Exercise requirements |
Write what comes next in the court judgment below, starting after its last sentence.

Skip to Main Content

Find Case LawBeta

Judgments and decisions from 2001 onwards

D Morgan Plc v Mace & Jones (a firm) & Anor

[2010] EWHC 697 (TCC)

Neutral Citation Number: [2010] EWHC 697 (TCC)
Case No: HQ08X04531
IN THE HIGH COURT OF JUSTICE
QUEEN'S BENCH DIVISION
TECHNOLOGY AND CONSTRUCTION COURT

St. Dunstan’s House

133-137 Fleet Street

London EC4A 1HD

Date: Tuesday, 23rd March 2010

Before:

MR. JUSTICE COULSON

Between:

D. MORGAN PLC

Claimant

- and -

(1) MACE & JONES (a firm)

(2) JOHN HOGGETT QC

Defendants

MS. NATHALIE LIEVEN QC (instructed by SLS Solicitors) for the Claimant

MR. JOHN JOLLIFFE (instructed by Beachcroft LLP) for the 1st Defendant

MR. JOHN GREENBOURNE (instructed by Messrs. CMS CameronMcKenna LLP) for the 2nd Defendant

Judgment

MR. JUSTICE COULSON:

1.

In this action, the claimants are pursuing a claim for in excess of £60 million by way of damages, arising out of what they say was negligent advice given by the defendants on various planning issues concerning Bold Heath Quarry in St. Helens. The claimants have failed to comply with an order made by Ramsey J requiring them to serve a forensic accountants’ report by 26th February 2010. They seek retrospectively to extend time for the service of such a report until 8th May 2010. The defendants seek an unless order that the report be provided within 14 days.

Source material |
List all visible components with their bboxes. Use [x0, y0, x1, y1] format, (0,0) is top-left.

Exercise output |
2.

The subject matter of these proceedings is of some antiquity, going back as far as 1992, and dealing with a whole series of events relating to the Quarry over the next 10 years. The claim was originally issued in the Chester District Registry on 1st April 2003 but, at the claimants’ request, it was repeatedly stayed. On 29th February 2008 the claimants were ordered to provide a Schedule of Loss.

3.

The Schedule was served on 23rd May 2008. There were (and remain) three parts to the claim: Part 1 is a claim for losses actually incurred, of about £1.5 million; Part 2 is a claim for additional costs of compliance with planning conditions, then also put in the sum of about £1.5 million; and Part 3 is a claim for the loss of profit which the claimants say they would have earned between the date on which it is said planning permission would have been granted (but for the negligence), and the date on which planning permission actually was granted. This final part of the Schedule was originally pleaded in the sum of £26 million. The Schedule acknowledged that the claims at Parts 2 and 3 were only rough estimates and that indeed the £26 million was a turnover figure, not a figure for loss of profit.

4.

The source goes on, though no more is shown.